Description of the task. Return the data exactly, with all pictures removed.

Records from a dataset:

○ ○ ○ ○

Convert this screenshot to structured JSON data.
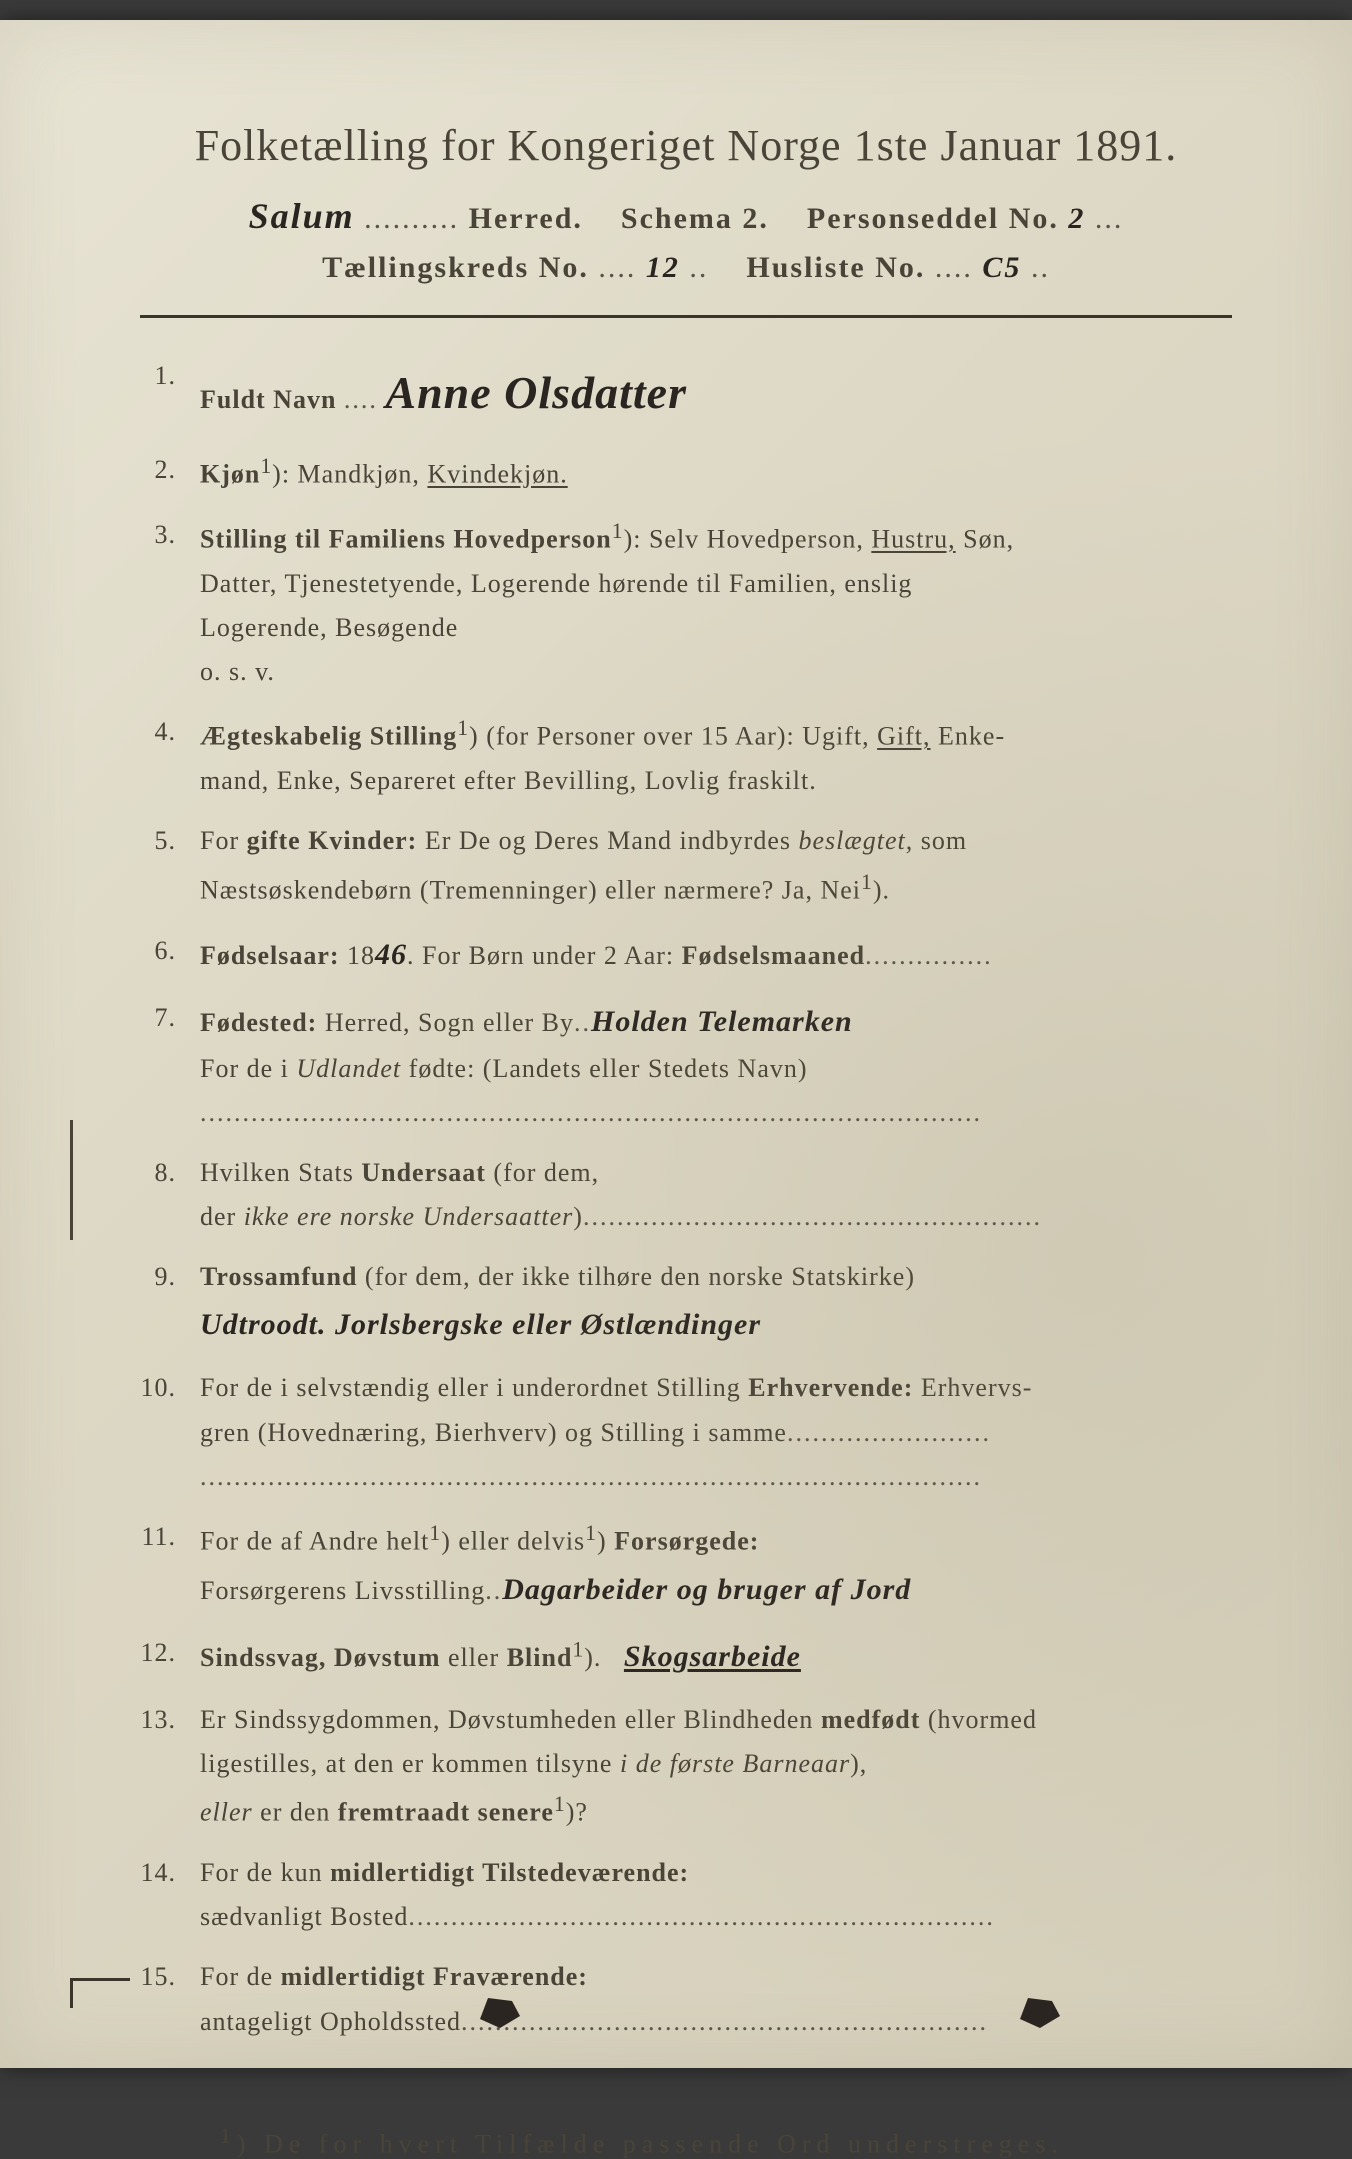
{
  "header": {
    "main_title": "Folketælling for Kongeriget Norge 1ste Januar 1891.",
    "herred_hw": "Salum",
    "herred_label": "Herred.",
    "schema": "Schema 2.",
    "personseddel_label": "Personseddel No.",
    "personseddel_no": "2",
    "tkreds_label": "Tællingskreds No.",
    "tkreds_no": "12",
    "husliste_label": "Husliste No.",
    "husliste_no": "C5"
  },
  "items": {
    "n1": "1.",
    "q1_label": "Fuldt Navn",
    "q1_hw": "Anne Olsdatter",
    "n2": "2.",
    "q2_label": "Kjøn",
    "q2_sup": "1",
    "q2_text": "): Mandkjøn, ",
    "q2_ul": "Kvindekjøn.",
    "n3": "3.",
    "q3_label": "Stilling til Familiens Hovedperson",
    "q3_sup": "1",
    "q3_text1": "): Selv Hovedperson, ",
    "q3_ul": "Hustru,",
    "q3_text2": " Søn,",
    "q3_line2": "Datter, Tjenestetyende, Logerende hørende til Familien, enslig",
    "q3_line3": "Logerende, Besøgende",
    "q3_line4": "o. s. v.",
    "n4": "4.",
    "q4_label": "Ægteskabelig Stilling",
    "q4_sup": "1",
    "q4_text1": ") (for Personer over 15 Aar): Ugift, ",
    "q4_ul": "Gift,",
    "q4_text2": " Enke-",
    "q4_line2": "mand, Enke, Separeret efter Bevilling, Lovlig fraskilt.",
    "n5": "5.",
    "q5_text1": "For ",
    "q5_label": "gifte Kvinder:",
    "q5_text2": " Er De og Deres Mand indbyrdes ",
    "q5_ital": "beslægtet,",
    "q5_text3": " som",
    "q5_line2": "Næstsøskendebørn (Tremenninger) eller nærmere? Ja, Nei",
    "q5_sup": "1",
    "q5_end": ").",
    "n6": "6.",
    "q6_label": "Fødselsaar:",
    "q6_pre": " 18",
    "q6_hw": "46",
    "q6_text2": ". For Børn under 2 Aar: ",
    "q6_label2": "Fødselsmaaned",
    "n7": "7.",
    "q7_label": "Fødested:",
    "q7_text": " Herred, Sogn eller By",
    "q7_hw": "Holden  Telemarken",
    "q7_line2a": "For de i ",
    "q7_line2ital": "Udlandet",
    "q7_line2b": " fødte: (Landets eller Stedets Navn)",
    "n8": "8.",
    "q8_text1": "Hvilken Stats ",
    "q8_label": "Undersaat",
    "q8_text2": " (for dem,",
    "q8_line2a": "der ",
    "q8_line2ital": "ikke ere norske Undersaatter",
    "q8_line2b": ")",
    "n9": "9.",
    "q9_label": "Trossamfund",
    "q9_text": " (for dem, der ikke tilhøre den norske Statskirke)",
    "q9_hw": "Udtroodt. Jorlsbergske eller Østlændinger",
    "n10": "10.",
    "q10_text1": "For de i selvstændig eller i underordnet Stilling ",
    "q10_label": "Erhvervende:",
    "q10_text2": " Erhvervs-",
    "q10_line2": "gren (Hovednæring, Bierhverv) og Stilling i samme",
    "n11": "11.",
    "q11_text1": "For de af Andre helt",
    "q11_sup1": "1",
    "q11_text2": ") eller delvis",
    "q11_sup2": "1",
    "q11_text3": ") ",
    "q11_label": "Forsørgede:",
    "q11_line2": "Forsørgerens Livsstilling",
    "q11_hw": "Dagarbeider og bruger af Jord",
    "n12": "12.",
    "q12_label": "Sindssvag, Døvstum",
    "q12_text": " eller ",
    "q12_label2": "Blind",
    "q12_sup": "1",
    "q12_end": ").",
    "q12_hw": "Skogsarbeide",
    "n13": "13.",
    "q13_text1": "Er Sindssygdommen, Døvstumheden eller Blindheden ",
    "q13_label": "medfødt",
    "q13_text2": " (hvormed",
    "q13_line2a": "ligestilles, at den er kommen tilsyne ",
    "q13_line2ital": "i de første Barneaar",
    "q13_line2b": "),",
    "q13_line3a": "eller",
    "q13_line3b": " er den ",
    "q13_line3bold": "fremtraadt senere",
    "q13_sup": "1",
    "q13_end": ")?",
    "n14": "14.",
    "q14_text": "For de kun ",
    "q14_label": "midlertidigt Tilstedeværende:",
    "q14_line2": "sædvanligt Bosted",
    "n15": "15.",
    "q15_text": "For de ",
    "q15_label": "midlertidigt Fraværende:",
    "q15_line2": "antageligt Opholdssted"
  },
  "footnote": {
    "sup": "1",
    "text": ") De for hvert Tilfælde passende Ord understreges."
  }
}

○ ○ ○ ○

Solution.
Convert this screenshot to structured JSON data.
{
  "header": {
    "main_title": "Folketælling for Kongeriget Norge 1ste Januar 1891.",
    "herred_hw": "Salum",
    "herred_label": "Herred.",
    "schema": "Schema 2.",
    "personseddel_label": "Personseddel No.",
    "personseddel_no": "2",
    "tkreds_label": "Tællingskreds No.",
    "tkreds_no": "12",
    "husliste_label": "Husliste No.",
    "husliste_no": "C5"
  },
  "items": {
    "n1": "1.",
    "q1_label": "Fuldt Navn",
    "q1_hw": "Anne Olsdatter",
    "n2": "2.",
    "q2_label": "Kjøn",
    "q2_sup": "1",
    "q2_text": "): Mandkjøn, ",
    "q2_ul": "Kvindekjøn.",
    "n3": "3.",
    "q3_label": "Stilling til Familiens Hovedperson",
    "q3_sup": "1",
    "q3_text1": "): Selv Hovedperson, ",
    "q3_ul": "Hustru,",
    "q3_text2": " Søn,",
    "q3_line2": "Datter, Tjenestetyende, Logerende hørende til Familien, enslig",
    "q3_line3": "Logerende, Besøgende",
    "q3_line4": "o. s. v.",
    "n4": "4.",
    "q4_label": "Ægteskabelig Stilling",
    "q4_sup": "1",
    "q4_text1": ") (for Personer over 15 Aar): Ugift, ",
    "q4_ul": "Gift,",
    "q4_text2": " Enke-",
    "q4_line2": "mand, Enke, Separeret efter Bevilling, Lovlig fraskilt.",
    "n5": "5.",
    "q5_text1": "For ",
    "q5_label": "gifte Kvinder:",
    "q5_text2": " Er De og Deres Mand indbyrdes ",
    "q5_ital": "beslægtet,",
    "q5_text3": " som",
    "q5_line2": "Næstsøskendebørn (Tremenninger) eller nærmere? Ja, Nei",
    "q5_sup": "1",
    "q5_end": ").",
    "n6": "6.",
    "q6_label": "Fødselsaar:",
    "q6_pre": " 18",
    "q6_hw": "46",
    "q6_text2": ". For Børn under 2 Aar: ",
    "q6_label2": "Fødselsmaaned",
    "n7": "7.",
    "q7_label": "Fødested:",
    "q7_text": " Herred, Sogn eller By",
    "q7_hw": "Holden  Telemarken",
    "q7_line2a": "For de i ",
    "q7_line2ital": "Udlandet",
    "q7_line2b": " fødte: (Landets eller Stedets Navn)",
    "n8": "8.",
    "q8_text1": "Hvilken Stats ",
    "q8_label": "Undersaat",
    "q8_text2": " (for dem,",
    "q8_line2a": "der ",
    "q8_line2ital": "ikke ere norske Undersaatter",
    "q8_line2b": ")",
    "n9": "9.",
    "q9_label": "Trossamfund",
    "q9_text": " (for dem, der ikke tilhøre den norske Statskirke)",
    "q9_hw": "Udtroodt. Jorlsbergske eller Østlændinger",
    "n10": "10.",
    "q10_text1": "For de i selvstændig eller i underordnet Stilling ",
    "q10_label": "Erhvervende:",
    "q10_text2": " Erhvervs-",
    "q10_line2": "gren (Hovednæring, Bierhverv) og Stilling i samme",
    "n11": "11.",
    "q11_text1": "For de af Andre helt",
    "q11_sup1": "1",
    "q11_text2": ") eller delvis",
    "q11_sup2": "1",
    "q11_text3": ") ",
    "q11_label": "Forsørgede:",
    "q11_line2": "Forsørgerens Livsstilling",
    "q11_hw": "Dagarbeider og bruger af Jord",
    "n12": "12.",
    "q12_label": "Sindssvag, Døvstum",
    "q12_text": " eller ",
    "q12_label2": "Blind",
    "q12_sup": "1",
    "q12_end": ").",
    "q12_hw": "Skogsarbeide",
    "n13": "13.",
    "q13_text1": "Er Sindssygdommen, Døvstumheden eller Blindheden ",
    "q13_label": "medfødt",
    "q13_text2": " (hvormed",
    "q13_line2a": "ligestilles, at den er kommen tilsyne ",
    "q13_line2ital": "i de første Barneaar",
    "q13_line2b": "),",
    "q13_line3a": "eller",
    "q13_line3b": " er den ",
    "q13_line3bold": "fremtraadt senere",
    "q13_sup": "1",
    "q13_end": ")?",
    "n14": "14.",
    "q14_text": "For de kun ",
    "q14_label": "midlertidigt Tilstedeværende:",
    "q14_line2": "sædvanligt Bosted",
    "n15": "15.",
    "q15_text": "For de ",
    "q15_label": "midlertidigt Fraværende:",
    "q15_line2": "antageligt Opholdssted"
  },
  "footnote": {
    "sup": "1",
    "text": ") De for hvert Tilfælde passende Ord understreges."
  }
}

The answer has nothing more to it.